## DATASET ROWS
* * * * * * * * *
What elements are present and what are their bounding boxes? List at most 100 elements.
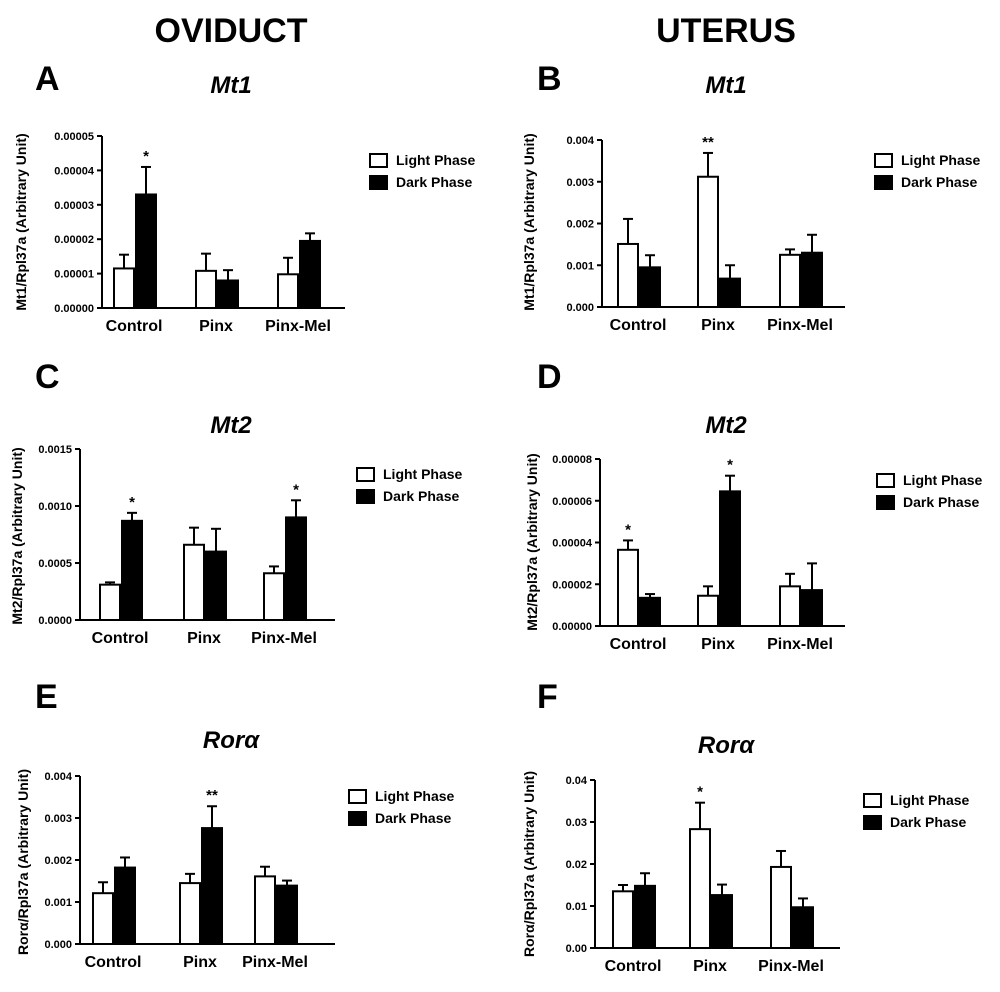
x-category-label: Pinx [183,954,217,971]
legend-swatch-dark [348,811,367,826]
legend-label: Dark Phase [901,174,977,190]
panel-letter: E [35,678,58,716]
y-tick-label: 0.01 [566,901,587,913]
x-category-label: Pinx-Mel [767,317,833,334]
legend-label: Dark Phase [890,814,966,830]
bar-dark [217,279,239,310]
panel-letter: A [35,60,60,98]
y-tick-label: 0.003 [566,177,594,189]
significance-label: * [293,481,299,498]
bar-dark [121,519,143,622]
bar-light [697,594,719,628]
significance-label: * [143,148,149,165]
legend-swatch-dark [369,175,388,190]
panel-f: F Rorα Rorα/Rpl37a (Arbitrary Unit) 0.00 0.0… [521,678,970,975]
y-tick-label: 0.00005 [54,131,94,143]
bar-light [697,175,719,308]
significance-label: * [129,494,135,511]
x-category-label: Pinx-Mel [265,318,331,335]
bar-light [195,269,217,309]
bar-light [113,267,135,310]
y-tick-label: 0.003 [44,813,72,825]
bar-light [779,253,801,308]
panel-b: B Mt1 Mt1/Rpl37a (Arbitrary Unit) 0.000 0.00… [521,60,981,334]
bar-dark [719,277,741,308]
bar-light [263,572,285,622]
x-category-label: Control [610,636,667,653]
x-category-label: Pinx [693,958,727,975]
bar-light [612,890,634,949]
legend-label: Light Phase [901,152,981,168]
bar-light [183,543,205,622]
legend-swatch-light [356,467,375,482]
bar-dark [792,906,814,950]
legend-label: Light Phase [890,792,970,808]
x-category-label: Control [85,954,142,971]
x-category-label: Pinx [187,630,221,647]
legend-swatch-light [863,793,882,808]
y-tick-label: 0.004 [44,771,72,783]
bar-light [770,865,792,949]
significance-label: * [625,521,631,538]
bar-light [617,548,639,628]
y-tick-label: 0.00004 [552,538,593,550]
panel-title: Mt1 [210,72,251,99]
panel-title: Mt1 [705,72,746,99]
panel-title: Rorα [203,727,260,754]
legend-swatch-dark [356,489,375,504]
y-tick-label: 0.001 [44,897,72,909]
y-axis-label: Mt1/Rpl37a (Arbitrary Unit) [13,133,29,310]
significance-label: * [727,457,733,474]
y-tick-label: 0.001 [566,260,594,272]
y-tick-label: 0.00003 [54,200,94,212]
bar-light [689,828,711,950]
legend-swatch-light [876,473,895,488]
x-category-label: Pinx-Mel [251,630,317,647]
bar-light [617,242,639,309]
legend-label: Dark Phase [903,494,979,510]
y-tick-label: 0.000 [44,939,72,951]
x-category-label: Control [610,317,667,334]
y-tick-label: 0.0015 [38,444,72,456]
significance-label: * [697,784,703,801]
x-category-label: Pinx-Mel [758,958,824,975]
bar-dark [276,884,298,945]
y-tick-label: 0.0010 [38,501,72,513]
panel-title: Mt2 [210,412,252,439]
bar-dark [201,827,223,946]
y-tick-label: 0.00002 [552,579,592,591]
y-tick-label: 0.00001 [54,269,94,281]
y-tick-label: 0.00 [566,943,587,955]
y-tick-label: 0.002 [566,219,594,231]
column-header-uterus: UTERUS [656,12,796,50]
legend-swatch-dark [874,175,893,190]
significance-label: ** [702,134,714,151]
y-tick-label: 0.03 [566,817,587,829]
panel-title: Mt2 [705,412,747,439]
y-tick-label: 0.002 [44,855,72,867]
bar-dark [205,550,227,621]
bar-dark [801,251,823,309]
legend-label: Light Phase [375,788,455,804]
column-header-oviduct: OVIDUCT [155,12,308,50]
legend-label: Light Phase [903,472,983,488]
y-tick-label: 0.0005 [38,558,72,570]
y-tick-label: 0.0000 [38,615,72,627]
bar-dark [711,894,733,950]
y-tick-label: 0.00000 [552,621,592,633]
y-axis-label: Rorα/Rpl37a (Arbitrary Unit) [15,769,31,955]
bar-dark [634,884,656,950]
y-tick-label: 0.000 [566,302,594,314]
legend-label: Light Phase [383,466,463,482]
bar-dark [639,596,661,627]
x-category-label: Pinx-Mel [767,636,833,653]
bar-dark [135,193,157,309]
x-category-label: Control [92,630,149,647]
y-tick-label: 0.00004 [54,165,95,177]
panel-letter: D [537,358,562,396]
x-category-label: Control [605,958,662,975]
x-category-label: Pinx [701,636,735,653]
bar-light [179,882,201,945]
panel-letter: C [35,358,60,396]
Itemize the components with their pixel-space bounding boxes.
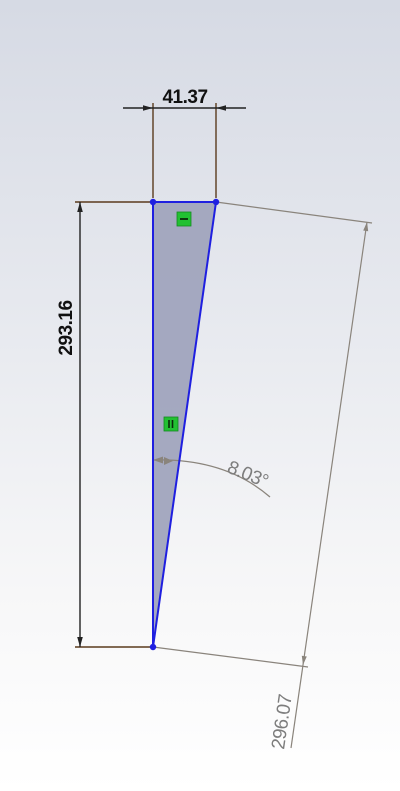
angle-arrow-left	[153, 456, 163, 464]
angle-arrow-right	[164, 457, 173, 465]
angle-dimension-value[interactable]: 8.03°	[224, 457, 271, 492]
height-dimension-value[interactable]: 293.16	[56, 300, 77, 355]
hypotenuse-leader-line	[290, 664, 304, 749]
horizontal-relation-icon[interactable]	[176, 211, 192, 227]
hypotenuse-dimension-value[interactable]: 296.07	[268, 693, 297, 751]
hypotenuse-dimension-line	[301, 221, 369, 666]
sketch-point-top-left[interactable]	[149, 198, 157, 206]
sketch-point-top-right[interactable]	[212, 198, 220, 206]
sketch-point-bottom[interactable]	[149, 643, 157, 651]
hypotenuse-extension-top	[215, 201, 373, 224]
vertical-relation-icon[interactable]	[163, 416, 179, 432]
width-dimension[interactable]: 41.37	[123, 87, 246, 198]
hypotenuse-extension-bottom	[152, 646, 309, 668]
width-dimension-value[interactable]: 41.37	[162, 87, 208, 108]
sketch-line-diagonal[interactable]	[152, 201, 217, 648]
height-dimension[interactable]: 293.16	[56, 201, 150, 648]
* * * * * * * * *
## THE EXERCISE
Rewrite every line of the items above, replacing "Dark Phase" with "Night Phase" wherever it occurs and leaving everything else unchanged. Omit the pictures from your answer.

## FINAL RESULT
What elements are present and what are their bounding boxes? List at most 100 elements.
x-category-label: Pinx [183,954,217,971]
legend-swatch-dark [348,811,367,826]
legend-label: Night Phase [901,174,977,190]
panel-letter: E [35,678,58,716]
y-tick-label: 0.01 [566,901,587,913]
x-category-label: Pinx-Mel [767,317,833,334]
legend-label: Night Phase [890,814,966,830]
bar-dark [217,279,239,310]
panel-letter: A [35,60,60,98]
y-tick-label: 0.003 [566,177,594,189]
significance-label: * [293,481,299,498]
bar-dark [121,519,143,622]
bar-light [697,594,719,628]
significance-label: * [143,148,149,165]
legend-swatch-dark [369,175,388,190]
panel-f: F Rorα Rorα/Rpl37a (Arbitrary Unit) 0.00 0.0… [521,678,970,975]
y-tick-label: 0.00005 [54,131,94,143]
bar-light [697,175,719,308]
significance-label: * [129,494,135,511]
x-category-label: Pinx-Mel [265,318,331,335]
bar-light [195,269,217,309]
bar-light [113,267,135,310]
y-tick-label: 0.003 [44,813,72,825]
bar-light [779,253,801,308]
panel-b: B Mt1 Mt1/Rpl37a (Arbitrary Unit) 0.000 0.00… [521,60,981,334]
bar-dark [719,277,741,308]
bar-light [263,572,285,622]
x-category-label: Control [610,636,667,653]
x-category-label: Pinx [693,958,727,975]
bar-light [612,890,634,949]
legend-label: Light Phase [901,152,981,168]
bar-light [183,543,205,622]
legend-swatch-light [356,467,375,482]
bar-dark [792,906,814,950]
legend-label: Light Phase [890,792,970,808]
x-category-label: Control [85,954,142,971]
x-category-label: Pinx [187,630,221,647]
legend-swatch-light [863,793,882,808]
y-tick-label: 0.004 [44,771,72,783]
bar-light [770,865,792,949]
significance-label: * [625,521,631,538]
bar-light [617,548,639,628]
y-tick-label: 0.00004 [552,538,593,550]
panel-title: Mt1 [210,72,251,99]
panel-title: Mt1 [705,72,746,99]
panel-title: Rorα [203,727,260,754]
legend-swatch-dark [356,489,375,504]
y-tick-label: 0.001 [44,897,72,909]
y-axis-label: Mt1/Rpl37a (Arbitrary Unit) [13,133,29,310]
significance-label: * [727,457,733,474]
y-tick-label: 0.001 [566,260,594,272]
y-tick-label: 0.00003 [54,200,94,212]
bar-light [689,828,711,950]
legend-swatch-light [876,473,895,488]
x-category-label: Pinx-Mel [251,630,317,647]
bar-light [617,242,639,309]
legend-label: Night Phase [903,494,979,510]
y-tick-label: 0.000 [44,939,72,951]
x-category-label: Control [610,317,667,334]
y-tick-label: 0.0015 [38,444,72,456]
significance-label: * [697,784,703,801]
x-category-label: Pinx-Mel [758,958,824,975]
bar-dark [276,884,298,945]
y-tick-label: 0.0010 [38,501,72,513]
panel-title: Mt2 [210,412,252,439]
bar-dark [201,827,223,946]
y-tick-label: 0.00002 [552,579,592,591]
y-tick-label: 0.00001 [54,269,94,281]
y-tick-label: 0.00 [566,943,587,955]
y-tick-label: 0.002 [566,219,594,231]
column-header-uterus: UTERUS [656,12,796,50]
legend-swatch-dark [874,175,893,190]
significance-label: ** [702,134,714,151]
y-tick-label: 0.03 [566,817,587,829]
panel-title: Mt2 [705,412,747,439]
y-tick-label: 0.002 [44,855,72,867]
bar-dark [205,550,227,621]
bar-dark [801,251,823,309]
legend-label: Light Phase [375,788,455,804]
column-header-oviduct: OVIDUCT [155,12,308,50]
legend-label: Light Phase [903,472,983,488]
y-tick-label: 0.0005 [38,558,72,570]
y-tick-label: 0.0000 [38,615,72,627]
bar-dark [711,894,733,950]
y-tick-label: 0.00000 [552,621,592,633]
y-axis-label: Rorα/Rpl37a (Arbitrary Unit) [15,769,31,955]
bar-dark [634,884,656,950]
y-tick-label: 0.000 [566,302,594,314]
legend-label: Light Phase [383,466,463,482]
bar-dark [639,596,661,627]
x-category-label: Pinx-Mel [767,636,833,653]
bar-dark [135,193,157,309]
x-category-label: Control [92,630,149,647]
y-tick-label: 0.00004 [54,165,95,177]
panel-letter: D [537,358,562,396]
x-category-label: Control [605,958,662,975]
x-category-label: Pinx [701,636,735,653]
bar-light [179,882,201,945]
panel-letter: C [35,358,60,396]
Itemize the components with their pixel-space bounding boxes.
angle-arrow-left	[153, 456, 163, 464]
angle-arrow-right	[164, 457, 173, 465]
angle-dimension-value[interactable]: 8.03°	[224, 457, 271, 492]
height-dimension-value[interactable]: 293.16	[56, 300, 77, 355]
hypotenuse-leader-line	[290, 664, 304, 749]
horizontal-relation-icon[interactable]	[176, 211, 192, 227]
hypotenuse-dimension-value[interactable]: 296.07	[268, 693, 297, 751]
hypotenuse-dimension-line	[301, 221, 369, 666]
sketch-point-top-left[interactable]	[149, 198, 157, 206]
sketch-point-top-right[interactable]	[212, 198, 220, 206]
sketch-point-bottom[interactable]	[149, 643, 157, 651]
hypotenuse-extension-top	[215, 201, 373, 224]
vertical-relation-icon[interactable]	[163, 416, 179, 432]
width-dimension[interactable]: 41.37	[123, 87, 246, 198]
hypotenuse-extension-bottom	[152, 646, 309, 668]
width-dimension-value[interactable]: 41.37	[162, 87, 208, 108]
sketch-line-diagonal[interactable]	[152, 201, 217, 648]
height-dimension[interactable]: 293.16	[56, 201, 150, 648]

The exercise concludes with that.